-- Objective --
Beginning with the line where "What's the underlying" appears, repeat every remaining line of the entries exactly, the last line included.
Begin
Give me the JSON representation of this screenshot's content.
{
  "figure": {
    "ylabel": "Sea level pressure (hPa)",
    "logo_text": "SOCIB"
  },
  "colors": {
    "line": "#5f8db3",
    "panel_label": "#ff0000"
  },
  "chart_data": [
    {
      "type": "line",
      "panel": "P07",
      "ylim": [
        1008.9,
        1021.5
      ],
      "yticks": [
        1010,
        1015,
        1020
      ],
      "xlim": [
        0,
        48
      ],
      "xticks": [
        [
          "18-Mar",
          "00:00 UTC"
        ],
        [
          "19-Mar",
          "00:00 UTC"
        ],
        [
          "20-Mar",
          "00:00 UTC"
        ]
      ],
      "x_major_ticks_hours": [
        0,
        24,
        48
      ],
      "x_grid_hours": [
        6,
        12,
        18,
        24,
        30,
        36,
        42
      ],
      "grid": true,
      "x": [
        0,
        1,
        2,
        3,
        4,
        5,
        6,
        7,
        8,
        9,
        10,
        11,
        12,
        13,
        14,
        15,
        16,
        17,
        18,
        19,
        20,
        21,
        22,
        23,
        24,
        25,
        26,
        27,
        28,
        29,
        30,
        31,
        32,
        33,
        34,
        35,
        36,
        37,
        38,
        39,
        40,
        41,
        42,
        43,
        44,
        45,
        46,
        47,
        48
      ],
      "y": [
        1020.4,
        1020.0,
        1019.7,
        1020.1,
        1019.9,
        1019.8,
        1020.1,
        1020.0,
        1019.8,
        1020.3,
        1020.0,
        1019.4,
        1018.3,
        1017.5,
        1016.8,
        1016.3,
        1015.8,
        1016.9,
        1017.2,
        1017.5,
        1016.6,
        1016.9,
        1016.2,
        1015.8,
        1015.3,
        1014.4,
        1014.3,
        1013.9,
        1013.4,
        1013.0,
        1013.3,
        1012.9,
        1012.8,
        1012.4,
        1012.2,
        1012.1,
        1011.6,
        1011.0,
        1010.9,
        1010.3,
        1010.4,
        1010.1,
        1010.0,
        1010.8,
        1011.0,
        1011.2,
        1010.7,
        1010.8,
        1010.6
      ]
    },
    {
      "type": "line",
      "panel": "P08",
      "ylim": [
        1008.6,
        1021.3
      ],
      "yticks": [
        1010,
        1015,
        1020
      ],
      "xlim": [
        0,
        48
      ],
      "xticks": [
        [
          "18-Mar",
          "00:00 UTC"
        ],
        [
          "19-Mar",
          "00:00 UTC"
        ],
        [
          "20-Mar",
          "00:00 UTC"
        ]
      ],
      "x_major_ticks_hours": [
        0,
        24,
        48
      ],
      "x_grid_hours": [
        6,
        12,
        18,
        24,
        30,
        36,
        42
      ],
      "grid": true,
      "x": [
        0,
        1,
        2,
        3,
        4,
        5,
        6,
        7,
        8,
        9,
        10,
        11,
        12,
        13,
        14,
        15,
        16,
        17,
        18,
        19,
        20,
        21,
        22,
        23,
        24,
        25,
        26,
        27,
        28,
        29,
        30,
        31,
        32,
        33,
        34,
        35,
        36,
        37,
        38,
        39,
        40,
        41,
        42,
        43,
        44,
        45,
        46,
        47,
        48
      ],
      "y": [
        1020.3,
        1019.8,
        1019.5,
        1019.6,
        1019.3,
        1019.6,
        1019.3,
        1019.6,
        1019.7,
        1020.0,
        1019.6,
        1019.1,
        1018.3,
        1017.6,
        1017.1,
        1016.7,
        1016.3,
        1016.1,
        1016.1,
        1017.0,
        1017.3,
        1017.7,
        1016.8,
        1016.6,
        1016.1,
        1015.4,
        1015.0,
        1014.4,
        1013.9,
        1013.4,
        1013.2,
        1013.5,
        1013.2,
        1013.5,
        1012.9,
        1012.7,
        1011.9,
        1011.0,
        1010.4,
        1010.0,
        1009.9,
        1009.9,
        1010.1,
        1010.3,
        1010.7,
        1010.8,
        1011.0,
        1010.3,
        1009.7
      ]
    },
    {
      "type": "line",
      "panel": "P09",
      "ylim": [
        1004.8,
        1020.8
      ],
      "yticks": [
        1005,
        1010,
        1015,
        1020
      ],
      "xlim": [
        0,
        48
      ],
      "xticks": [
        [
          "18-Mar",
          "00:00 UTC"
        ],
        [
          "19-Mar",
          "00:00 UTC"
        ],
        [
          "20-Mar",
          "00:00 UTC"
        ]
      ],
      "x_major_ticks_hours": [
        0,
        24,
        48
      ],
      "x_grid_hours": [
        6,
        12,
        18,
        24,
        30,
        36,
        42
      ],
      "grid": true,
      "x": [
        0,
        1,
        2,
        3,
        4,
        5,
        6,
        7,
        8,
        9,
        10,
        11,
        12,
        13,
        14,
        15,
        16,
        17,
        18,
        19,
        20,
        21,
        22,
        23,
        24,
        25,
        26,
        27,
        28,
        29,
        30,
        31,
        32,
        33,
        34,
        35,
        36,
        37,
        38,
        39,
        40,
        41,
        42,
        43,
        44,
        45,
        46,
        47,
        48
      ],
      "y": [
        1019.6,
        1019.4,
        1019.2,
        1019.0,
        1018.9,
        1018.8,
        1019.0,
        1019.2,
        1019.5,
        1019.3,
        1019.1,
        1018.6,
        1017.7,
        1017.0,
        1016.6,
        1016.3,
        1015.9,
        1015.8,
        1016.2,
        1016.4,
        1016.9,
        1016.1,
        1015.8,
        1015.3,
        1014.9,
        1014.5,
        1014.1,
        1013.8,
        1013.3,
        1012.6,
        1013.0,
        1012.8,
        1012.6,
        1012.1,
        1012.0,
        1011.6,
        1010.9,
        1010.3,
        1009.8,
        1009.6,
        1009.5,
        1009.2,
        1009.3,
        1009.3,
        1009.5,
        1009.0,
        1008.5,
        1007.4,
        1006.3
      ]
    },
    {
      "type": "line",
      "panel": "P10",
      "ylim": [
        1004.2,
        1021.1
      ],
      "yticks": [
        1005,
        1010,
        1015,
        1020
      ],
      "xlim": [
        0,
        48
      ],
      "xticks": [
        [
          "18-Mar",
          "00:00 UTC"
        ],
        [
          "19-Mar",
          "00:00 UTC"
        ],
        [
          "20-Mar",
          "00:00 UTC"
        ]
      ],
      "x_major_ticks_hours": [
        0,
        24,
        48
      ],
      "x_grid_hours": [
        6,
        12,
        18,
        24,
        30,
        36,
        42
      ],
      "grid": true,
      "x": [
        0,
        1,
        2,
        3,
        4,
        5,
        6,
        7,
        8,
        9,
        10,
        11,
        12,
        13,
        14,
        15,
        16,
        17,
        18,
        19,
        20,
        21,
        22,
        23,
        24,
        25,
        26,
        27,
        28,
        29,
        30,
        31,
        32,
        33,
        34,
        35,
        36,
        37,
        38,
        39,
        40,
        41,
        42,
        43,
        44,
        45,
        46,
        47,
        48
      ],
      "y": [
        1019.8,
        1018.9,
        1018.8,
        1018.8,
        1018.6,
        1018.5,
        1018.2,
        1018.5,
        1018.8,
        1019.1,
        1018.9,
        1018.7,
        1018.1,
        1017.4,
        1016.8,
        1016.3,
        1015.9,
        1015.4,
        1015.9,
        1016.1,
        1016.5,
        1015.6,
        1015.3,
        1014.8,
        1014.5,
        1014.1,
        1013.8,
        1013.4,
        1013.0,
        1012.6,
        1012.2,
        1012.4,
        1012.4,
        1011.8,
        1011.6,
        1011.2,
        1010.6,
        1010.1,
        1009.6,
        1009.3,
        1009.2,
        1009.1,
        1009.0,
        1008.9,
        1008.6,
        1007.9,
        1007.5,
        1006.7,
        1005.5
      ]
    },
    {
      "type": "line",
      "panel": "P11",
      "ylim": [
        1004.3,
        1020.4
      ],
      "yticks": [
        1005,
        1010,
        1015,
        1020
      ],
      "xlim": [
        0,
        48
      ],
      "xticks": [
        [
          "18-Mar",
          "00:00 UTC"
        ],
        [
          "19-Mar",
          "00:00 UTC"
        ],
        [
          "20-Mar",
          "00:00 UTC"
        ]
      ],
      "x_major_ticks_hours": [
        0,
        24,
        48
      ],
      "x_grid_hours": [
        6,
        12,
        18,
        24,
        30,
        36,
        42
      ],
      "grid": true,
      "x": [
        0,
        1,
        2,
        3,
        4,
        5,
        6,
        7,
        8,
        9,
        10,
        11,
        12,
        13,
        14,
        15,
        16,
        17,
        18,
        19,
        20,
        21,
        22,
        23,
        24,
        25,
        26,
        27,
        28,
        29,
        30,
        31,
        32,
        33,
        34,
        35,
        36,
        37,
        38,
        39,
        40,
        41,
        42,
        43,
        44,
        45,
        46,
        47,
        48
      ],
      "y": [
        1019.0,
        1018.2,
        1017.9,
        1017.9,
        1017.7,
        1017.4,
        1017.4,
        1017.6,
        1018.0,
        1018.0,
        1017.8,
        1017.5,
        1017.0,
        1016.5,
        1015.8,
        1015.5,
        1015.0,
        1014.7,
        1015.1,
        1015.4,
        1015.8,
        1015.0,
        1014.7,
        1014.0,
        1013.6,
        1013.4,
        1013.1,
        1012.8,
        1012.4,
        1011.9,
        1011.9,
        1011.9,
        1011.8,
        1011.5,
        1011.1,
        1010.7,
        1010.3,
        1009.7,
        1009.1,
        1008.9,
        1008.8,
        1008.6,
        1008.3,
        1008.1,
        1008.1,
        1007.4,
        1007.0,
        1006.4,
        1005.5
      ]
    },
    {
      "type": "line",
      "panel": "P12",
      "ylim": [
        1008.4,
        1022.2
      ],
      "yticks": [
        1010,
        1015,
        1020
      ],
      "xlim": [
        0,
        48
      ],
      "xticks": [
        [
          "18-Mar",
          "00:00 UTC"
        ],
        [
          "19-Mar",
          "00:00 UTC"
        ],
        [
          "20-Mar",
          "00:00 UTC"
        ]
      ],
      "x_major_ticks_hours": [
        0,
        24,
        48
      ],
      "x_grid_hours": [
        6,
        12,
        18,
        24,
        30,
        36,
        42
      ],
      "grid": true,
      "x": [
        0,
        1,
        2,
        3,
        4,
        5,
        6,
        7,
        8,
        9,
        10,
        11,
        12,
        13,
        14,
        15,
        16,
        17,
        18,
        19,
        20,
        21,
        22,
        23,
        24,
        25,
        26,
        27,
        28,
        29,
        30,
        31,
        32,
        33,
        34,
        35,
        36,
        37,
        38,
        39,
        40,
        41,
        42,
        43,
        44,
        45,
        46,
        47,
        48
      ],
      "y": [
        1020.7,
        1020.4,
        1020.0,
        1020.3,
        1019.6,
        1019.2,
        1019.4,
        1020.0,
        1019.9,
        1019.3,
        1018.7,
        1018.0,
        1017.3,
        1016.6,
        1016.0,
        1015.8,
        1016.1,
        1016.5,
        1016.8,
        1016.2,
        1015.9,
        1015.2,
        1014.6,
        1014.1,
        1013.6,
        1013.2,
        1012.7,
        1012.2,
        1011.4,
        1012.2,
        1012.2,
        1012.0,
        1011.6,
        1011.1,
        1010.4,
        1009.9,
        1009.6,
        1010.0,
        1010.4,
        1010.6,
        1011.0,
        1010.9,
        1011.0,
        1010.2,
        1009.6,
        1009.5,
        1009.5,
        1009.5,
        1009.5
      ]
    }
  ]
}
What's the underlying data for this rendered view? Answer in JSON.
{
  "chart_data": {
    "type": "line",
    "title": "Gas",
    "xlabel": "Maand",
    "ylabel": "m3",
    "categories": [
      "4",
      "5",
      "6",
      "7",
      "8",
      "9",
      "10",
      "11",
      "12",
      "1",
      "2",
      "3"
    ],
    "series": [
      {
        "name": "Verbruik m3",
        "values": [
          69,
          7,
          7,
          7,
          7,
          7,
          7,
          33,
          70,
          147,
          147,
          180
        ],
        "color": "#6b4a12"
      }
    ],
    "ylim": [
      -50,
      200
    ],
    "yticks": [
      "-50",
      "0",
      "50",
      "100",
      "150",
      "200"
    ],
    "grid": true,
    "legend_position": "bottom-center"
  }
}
End
-- Complete response --
What's the underlying data for this rendered view? Answer in JSON.
{
  "chart_data": {
    "type": "line",
    "title": "Gas",
    "xlabel": "Maand",
    "ylabel": "m3",
    "categories": [
      "4",
      "5",
      "6",
      "7",
      "8",
      "9",
      "10",
      "11",
      "12",
      "1",
      "2",
      "3"
    ],
    "series": [
      {
        "name": "Verbruik m3",
        "values": [
          69,
          7,
          7,
          7,
          7,
          7,
          7,
          33,
          70,
          147,
          147,
          180
        ],
        "color": "#6b4a12"
      }
    ],
    "ylim": [
      -50,
      200
    ],
    "yticks": [
      "-50",
      "0",
      "50",
      "100",
      "150",
      "200"
    ],
    "grid": true,
    "legend_position": "bottom-center"
  }
}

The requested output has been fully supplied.